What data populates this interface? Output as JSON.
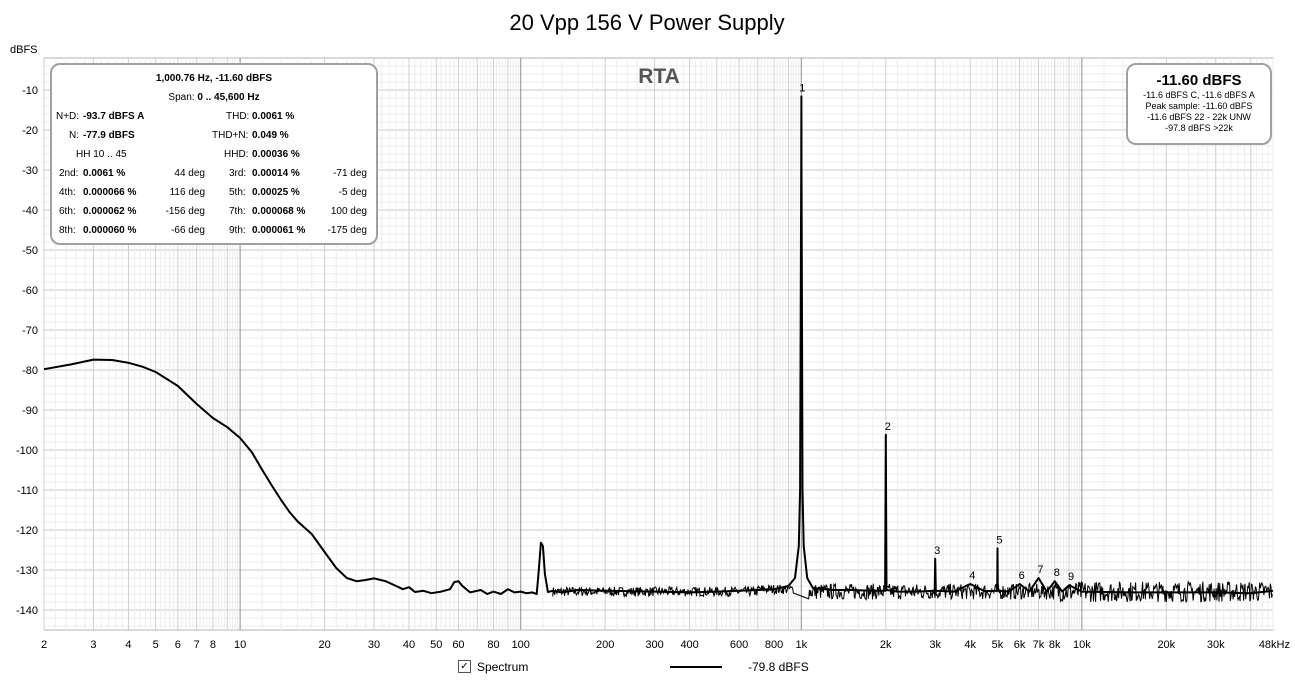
{
  "chart_data": {
    "type": "line",
    "title": "20 Vpp 156 V Power Supply",
    "watermark": "RTA",
    "ylabel": "dBFS",
    "x_scale": "log",
    "xlim": [
      2,
      48000
    ],
    "ylim": [
      -145,
      -2
    ],
    "x_ticks": [
      {
        "v": 2,
        "label": "2"
      },
      {
        "v": 3,
        "label": "3"
      },
      {
        "v": 4,
        "label": "4"
      },
      {
        "v": 5,
        "label": "5"
      },
      {
        "v": 6,
        "label": "6"
      },
      {
        "v": 7,
        "label": "7"
      },
      {
        "v": 8,
        "label": "8"
      },
      {
        "v": 10,
        "label": "10"
      },
      {
        "v": 20,
        "label": "20"
      },
      {
        "v": 30,
        "label": "30"
      },
      {
        "v": 40,
        "label": "40"
      },
      {
        "v": 50,
        "label": "50"
      },
      {
        "v": 60,
        "label": "60"
      },
      {
        "v": 80,
        "label": "80"
      },
      {
        "v": 100,
        "label": "100"
      },
      {
        "v": 200,
        "label": "200"
      },
      {
        "v": 300,
        "label": "300"
      },
      {
        "v": 400,
        "label": "400"
      },
      {
        "v": 600,
        "label": "600"
      },
      {
        "v": 800,
        "label": "800"
      },
      {
        "v": 1000,
        "label": "1k"
      },
      {
        "v": 2000,
        "label": "2k"
      },
      {
        "v": 3000,
        "label": "3k"
      },
      {
        "v": 4000,
        "label": "4k"
      },
      {
        "v": 5000,
        "label": "5k"
      },
      {
        "v": 6000,
        "label": "6k"
      },
      {
        "v": 7000,
        "label": "7k"
      },
      {
        "v": 8000,
        "label": "8k"
      },
      {
        "v": 10000,
        "label": "10k"
      },
      {
        "v": 20000,
        "label": "20k"
      },
      {
        "v": 30000,
        "label": "30k"
      },
      {
        "v": 48000,
        "label": "48kHz"
      }
    ],
    "y_ticks": [
      -10,
      -20,
      -30,
      -40,
      -50,
      -60,
      -70,
      -80,
      -90,
      -100,
      -110,
      -120,
      -130,
      -140
    ],
    "grid": true,
    "series": [
      {
        "legend_label": "Spectrum",
        "legend_value": "-79.8 dBFS",
        "color": "#000000",
        "points": [
          [
            2,
            -79.8
          ],
          [
            2.5,
            -78.6
          ],
          [
            3,
            -77.4
          ],
          [
            3.5,
            -77.5
          ],
          [
            4,
            -78.2
          ],
          [
            4.5,
            -79.2
          ],
          [
            5,
            -80.5
          ],
          [
            6,
            -84
          ],
          [
            7,
            -88.5
          ],
          [
            8,
            -92
          ],
          [
            9,
            -94.3
          ],
          [
            10,
            -97
          ],
          [
            11,
            -100.5
          ],
          [
            12,
            -105
          ],
          [
            13,
            -109
          ],
          [
            14,
            -112.5
          ],
          [
            15,
            -115.5
          ],
          [
            16,
            -117.8
          ],
          [
            18,
            -121
          ],
          [
            20,
            -125.5
          ],
          [
            22,
            -129.5
          ],
          [
            24,
            -132
          ],
          [
            26,
            -132.8
          ],
          [
            28,
            -132.5
          ],
          [
            30,
            -132.1
          ],
          [
            33,
            -132.8
          ],
          [
            36,
            -134
          ],
          [
            38,
            -134.8
          ],
          [
            40,
            -134.3
          ],
          [
            42,
            -135.5
          ],
          [
            45,
            -135.2
          ],
          [
            48,
            -135.8
          ],
          [
            52,
            -135.4
          ],
          [
            56,
            -134.8
          ],
          [
            58,
            -133
          ],
          [
            60,
            -132.8
          ],
          [
            62,
            -134
          ],
          [
            66,
            -135.6
          ],
          [
            72,
            -135
          ],
          [
            76,
            -136
          ],
          [
            80,
            -135.4
          ],
          [
            85,
            -136
          ],
          [
            90,
            -134.8
          ],
          [
            95,
            -135.6
          ],
          [
            100,
            -135.4
          ],
          [
            105,
            -135.8
          ],
          [
            110,
            -135.6
          ],
          [
            114,
            -136
          ],
          [
            116,
            -130
          ],
          [
            118,
            -123.2
          ],
          [
            120,
            -124
          ],
          [
            122,
            -131
          ],
          [
            125,
            -135.5
          ],
          [
            130,
            -135.2
          ],
          [
            140,
            -135.6
          ],
          [
            160,
            -135
          ],
          [
            200,
            -135.2
          ],
          [
            300,
            -135.4
          ],
          [
            400,
            -135.6
          ],
          [
            500,
            -135.4
          ],
          [
            600,
            -135.2
          ],
          [
            700,
            -135
          ],
          [
            800,
            -134.8
          ],
          [
            900,
            -134
          ],
          [
            950,
            -132
          ],
          [
            980,
            -124
          ],
          [
            990,
            -110
          ],
          [
            996,
            -60
          ],
          [
            999,
            -30
          ],
          [
            1000.76,
            -11.6
          ],
          [
            1002,
            -30
          ],
          [
            1005,
            -60
          ],
          [
            1010,
            -110
          ],
          [
            1020,
            -124
          ],
          [
            1050,
            -132
          ],
          [
            1100,
            -134.5
          ],
          [
            1300,
            -135
          ],
          [
            1500,
            -135
          ],
          [
            1800,
            -135.2
          ],
          [
            1990,
            -135.2
          ],
          [
            2001.5,
            -96.2
          ],
          [
            2012,
            -135
          ],
          [
            2200,
            -135.4
          ],
          [
            2600,
            -135.4
          ],
          [
            2990,
            -135.2
          ],
          [
            3002.3,
            -127.2
          ],
          [
            3015,
            -135.2
          ],
          [
            3500,
            -135.4
          ],
          [
            4003,
            -133.5
          ],
          [
            4500,
            -135.3
          ],
          [
            4990,
            -135.2
          ],
          [
            5003.8,
            -124.6
          ],
          [
            5018,
            -135.2
          ],
          [
            5500,
            -135.4
          ],
          [
            6004.6,
            -133.5
          ],
          [
            6500,
            -135.4
          ],
          [
            7005.3,
            -132
          ],
          [
            7500,
            -135.4
          ],
          [
            8006,
            -132.8
          ],
          [
            8500,
            -135.4
          ],
          [
            9006.8,
            -133.8
          ],
          [
            10000,
            -135.4
          ],
          [
            15000,
            -135.6
          ],
          [
            20000,
            -135.6
          ],
          [
            30000,
            -135.6
          ],
          [
            40000,
            -135.8
          ],
          [
            48000,
            -135.2
          ]
        ]
      }
    ],
    "harmonic_markers": [
      {
        "label": "1",
        "freq": 1000.76,
        "level": -11.6
      },
      {
        "label": "2",
        "freq": 2001.5,
        "level": -96.2
      },
      {
        "label": "3",
        "freq": 3002.3,
        "level": -127.2
      },
      {
        "label": "4",
        "freq": 4003,
        "level": -133.5
      },
      {
        "label": "5",
        "freq": 5003.8,
        "level": -124.6
      },
      {
        "label": "6",
        "freq": 6004.6,
        "level": -133.5
      },
      {
        "label": "7",
        "freq": 7005.3,
        "level": -132.0
      },
      {
        "label": "8",
        "freq": 8006,
        "level": -132.8
      },
      {
        "label": "9",
        "freq": 9006.8,
        "level": -133.8
      }
    ]
  },
  "stats_panel": {
    "line1": "1,000.76 Hz, -11.60 dBFS",
    "span_label": "Span:",
    "span_value": "0 .. 45,600 Hz",
    "nd_label": "N+D:",
    "nd_value": "-93.7 dBFS A",
    "thd_label": "THD:",
    "thd_value": "0.0061 %",
    "n_label": "N:",
    "n_value": "-77.9 dBFS",
    "thdn_label": "THD+N:",
    "thdn_value": "0.049 %",
    "hh_label": "HH 10 .. 45",
    "hhd_label": "HHD:",
    "hhd_value": "0.00036 %",
    "harmonics": [
      {
        "l1": "2nd:",
        "v1": "0.0061 %",
        "d1": "44 deg",
        "l2": "3rd:",
        "v2": "0.00014 %",
        "d2": "-71 deg"
      },
      {
        "l1": "4th:",
        "v1": "0.000066 %",
        "d1": "116 deg",
        "l2": "5th:",
        "v2": "0.00025 %",
        "d2": "-5 deg"
      },
      {
        "l1": "6th:",
        "v1": "0.000062 %",
        "d1": "-156 deg",
        "l2": "7th:",
        "v2": "0.000068 %",
        "d2": "100 deg"
      },
      {
        "l1": "8th:",
        "v1": "0.000060 %",
        "d1": "-66 deg",
        "l2": "9th:",
        "v2": "0.000061 %",
        "d2": "-175 deg"
      }
    ]
  },
  "level_panel": {
    "main": "-11.60 dBFS",
    "line1": "-11.6 dBFS C, -11.6 dBFS A",
    "line2": "Peak sample: -11.60 dBFS",
    "line3": "-11.6 dBFS 22 - 22k UNW",
    "line4": "-97.8 dBFS >22k"
  },
  "legend": {
    "checkbox_mark": "✓",
    "label": "Spectrum",
    "value": "-79.8 dBFS"
  }
}
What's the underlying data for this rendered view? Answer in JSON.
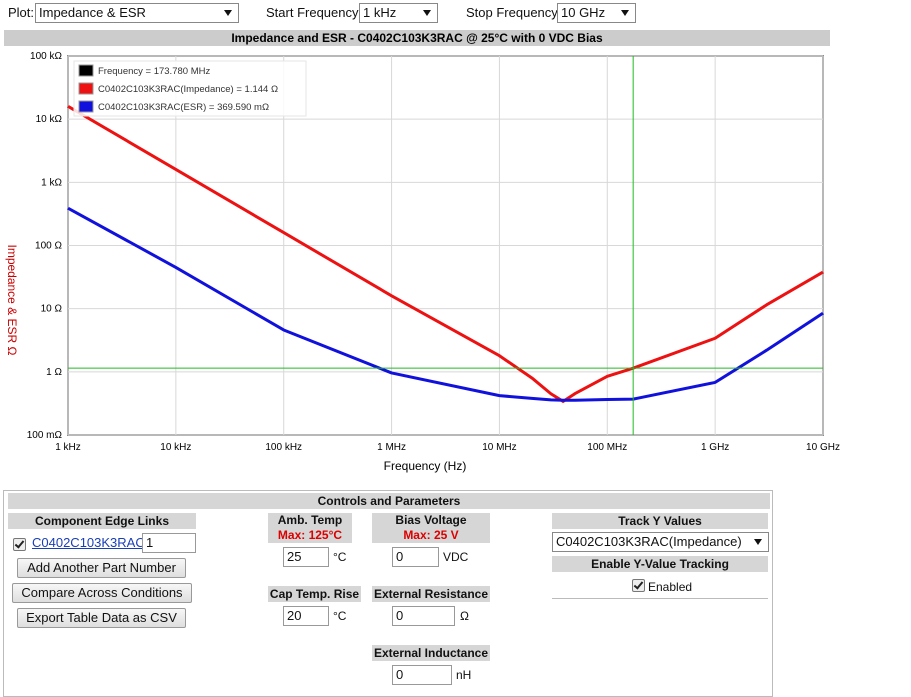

§ **SHORT EXERCISE**: Among the entries above, identify all lines with "Spectrum" and copy them.

§ **EXERCISE RESPONSE**:
        "legend_label": "Spectrum",
    "label": "Spectrum",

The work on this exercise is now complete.